[Stored data]
# # # # #

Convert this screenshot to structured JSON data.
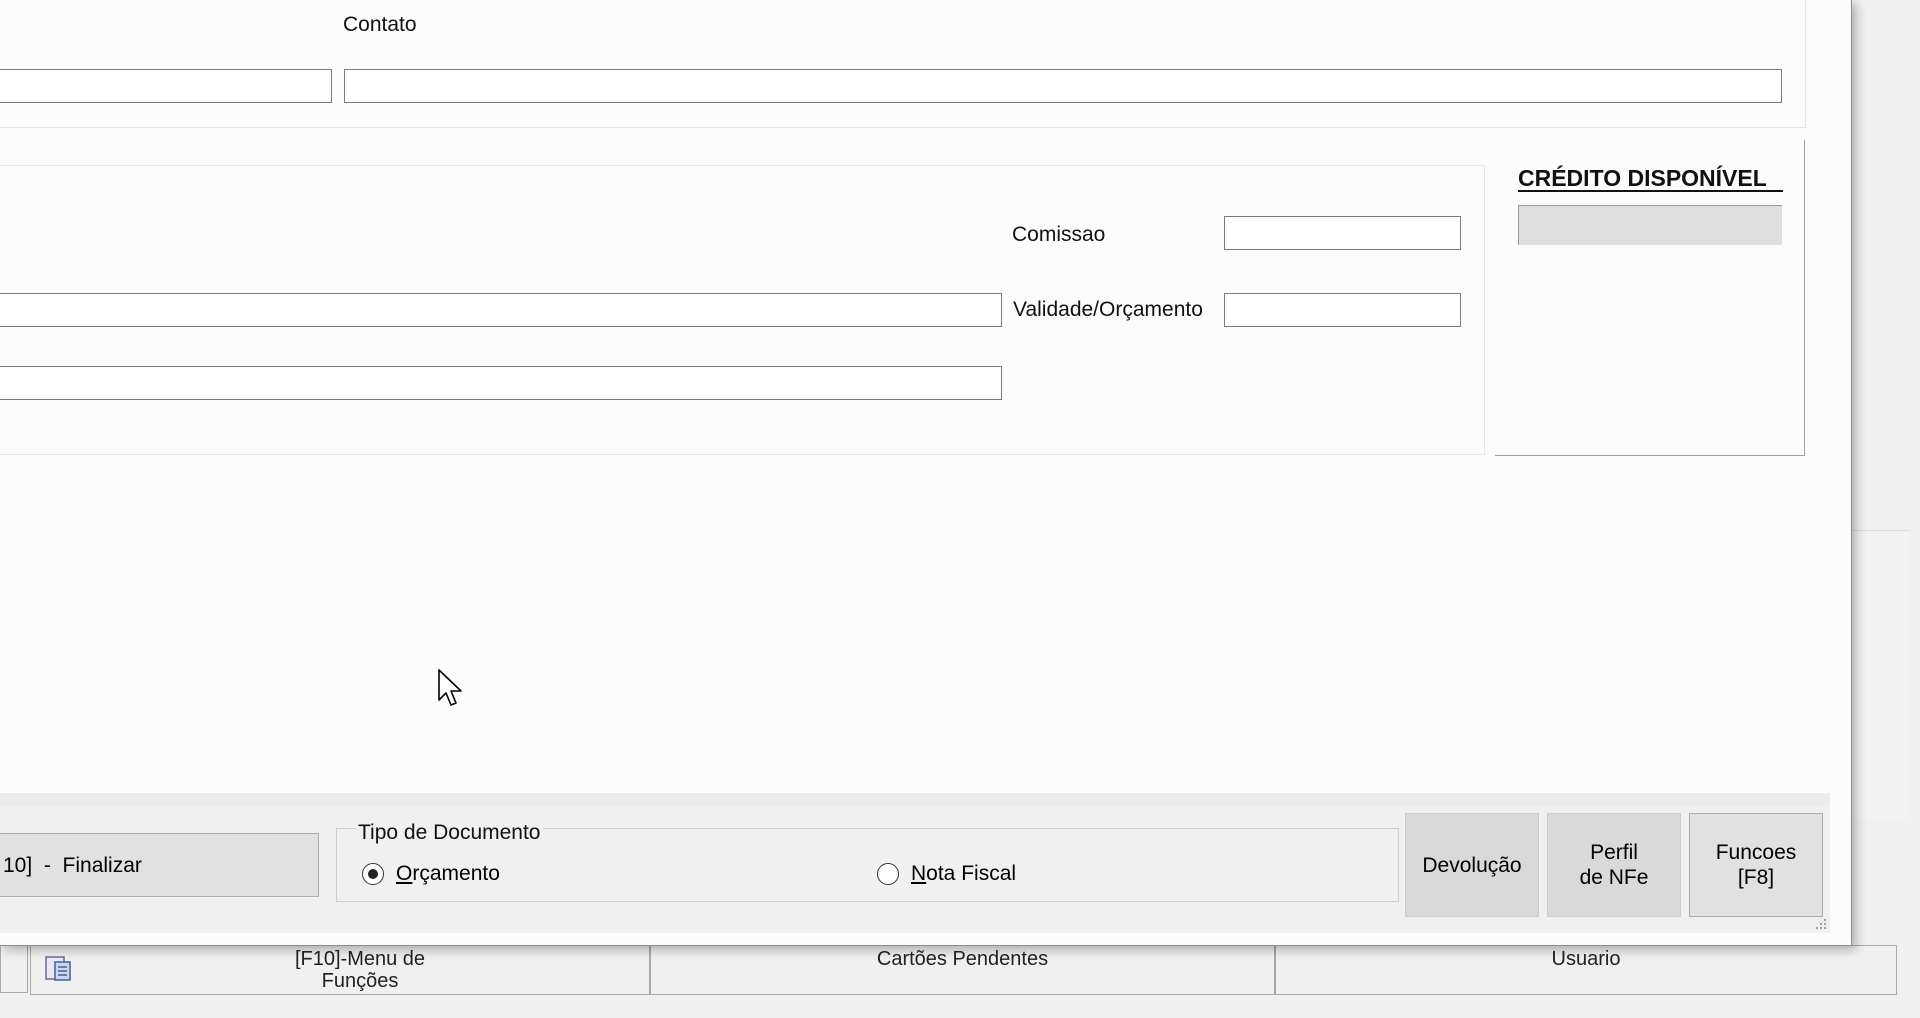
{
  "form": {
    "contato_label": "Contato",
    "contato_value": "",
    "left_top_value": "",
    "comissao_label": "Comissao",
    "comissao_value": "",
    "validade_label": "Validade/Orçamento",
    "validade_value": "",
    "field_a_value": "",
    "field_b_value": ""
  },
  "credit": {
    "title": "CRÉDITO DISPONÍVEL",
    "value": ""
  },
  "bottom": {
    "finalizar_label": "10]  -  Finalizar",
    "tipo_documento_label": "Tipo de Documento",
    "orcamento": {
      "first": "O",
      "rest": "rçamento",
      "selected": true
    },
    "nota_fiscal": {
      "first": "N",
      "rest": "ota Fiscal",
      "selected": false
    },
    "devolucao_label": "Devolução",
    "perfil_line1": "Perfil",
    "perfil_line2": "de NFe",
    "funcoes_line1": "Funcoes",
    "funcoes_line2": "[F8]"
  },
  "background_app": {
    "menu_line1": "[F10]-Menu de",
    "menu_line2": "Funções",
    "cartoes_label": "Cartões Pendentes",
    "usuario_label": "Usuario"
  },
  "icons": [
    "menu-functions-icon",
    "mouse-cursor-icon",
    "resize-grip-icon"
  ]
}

# # # # #

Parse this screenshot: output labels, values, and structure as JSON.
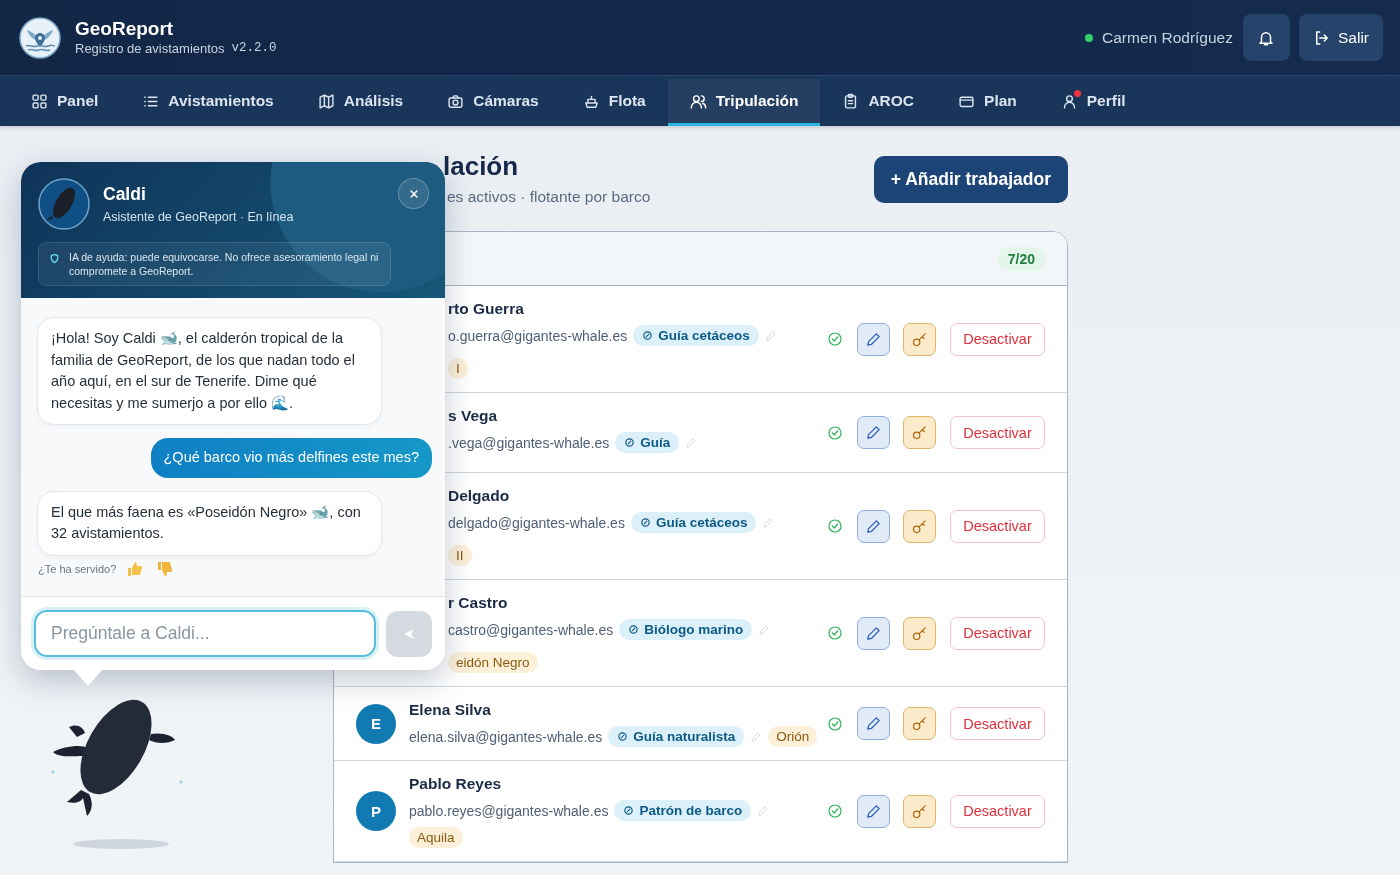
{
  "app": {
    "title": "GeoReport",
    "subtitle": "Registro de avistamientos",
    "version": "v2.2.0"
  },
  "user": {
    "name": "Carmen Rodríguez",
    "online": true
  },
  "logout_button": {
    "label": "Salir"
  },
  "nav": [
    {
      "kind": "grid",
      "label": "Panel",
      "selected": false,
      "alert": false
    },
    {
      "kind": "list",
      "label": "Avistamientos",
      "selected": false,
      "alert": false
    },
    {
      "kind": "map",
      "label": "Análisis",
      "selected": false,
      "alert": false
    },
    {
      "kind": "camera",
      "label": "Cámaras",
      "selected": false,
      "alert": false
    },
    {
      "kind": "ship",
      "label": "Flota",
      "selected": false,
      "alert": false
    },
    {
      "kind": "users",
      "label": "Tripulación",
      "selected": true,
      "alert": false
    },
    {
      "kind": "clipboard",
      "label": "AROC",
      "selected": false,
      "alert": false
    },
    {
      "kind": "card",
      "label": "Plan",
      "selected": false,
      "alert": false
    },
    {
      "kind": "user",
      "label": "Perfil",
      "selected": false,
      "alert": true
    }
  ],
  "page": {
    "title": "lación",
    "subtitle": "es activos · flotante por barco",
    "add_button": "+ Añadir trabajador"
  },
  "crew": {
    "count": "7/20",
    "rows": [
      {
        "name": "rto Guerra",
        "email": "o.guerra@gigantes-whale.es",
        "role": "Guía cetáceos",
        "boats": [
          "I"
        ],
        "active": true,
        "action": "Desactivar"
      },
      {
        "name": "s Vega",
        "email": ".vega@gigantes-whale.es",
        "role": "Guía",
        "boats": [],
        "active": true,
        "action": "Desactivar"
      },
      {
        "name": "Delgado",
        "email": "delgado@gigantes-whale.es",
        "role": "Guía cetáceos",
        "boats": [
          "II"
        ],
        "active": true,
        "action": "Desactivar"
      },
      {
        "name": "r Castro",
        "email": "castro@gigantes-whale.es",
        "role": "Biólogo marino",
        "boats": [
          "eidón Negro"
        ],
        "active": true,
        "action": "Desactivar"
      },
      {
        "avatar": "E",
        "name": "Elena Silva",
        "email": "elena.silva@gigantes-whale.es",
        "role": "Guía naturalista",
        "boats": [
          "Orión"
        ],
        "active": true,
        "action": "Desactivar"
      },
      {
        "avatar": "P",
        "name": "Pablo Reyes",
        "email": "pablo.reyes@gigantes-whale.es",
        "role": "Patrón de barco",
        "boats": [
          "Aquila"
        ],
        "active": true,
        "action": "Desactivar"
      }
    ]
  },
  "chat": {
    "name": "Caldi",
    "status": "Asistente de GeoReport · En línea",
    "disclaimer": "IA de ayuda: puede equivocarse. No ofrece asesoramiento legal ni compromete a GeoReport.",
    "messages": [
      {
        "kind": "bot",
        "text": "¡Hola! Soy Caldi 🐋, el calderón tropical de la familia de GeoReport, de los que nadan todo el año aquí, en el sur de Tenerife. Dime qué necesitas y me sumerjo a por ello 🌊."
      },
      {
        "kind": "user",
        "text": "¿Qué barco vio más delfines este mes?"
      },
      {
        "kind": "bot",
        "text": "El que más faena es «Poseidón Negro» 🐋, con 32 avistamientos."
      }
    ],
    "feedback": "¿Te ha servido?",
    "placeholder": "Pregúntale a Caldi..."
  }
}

# # # # #

=== BRIEF ===
Filter the listing above by the word "GeoReport"; copy each line that passes.

=== RESPONSE TO THIS TASK ===
    "title": "GeoReport",
    "status": "Asistente de GeoReport · En línea",
    "disclaimer": "IA de ayuda: puede equivocarse. No ofrece asesoramiento legal ni compromete a GeoReport.",
        "text": "¡Hola! Soy Caldi 🐋, el calderón tropical de la familia de GeoReport, de los que nadan todo el año aquí, en el sur de Tenerife. Dime qué necesitas y me sumerjo a por ello 🌊."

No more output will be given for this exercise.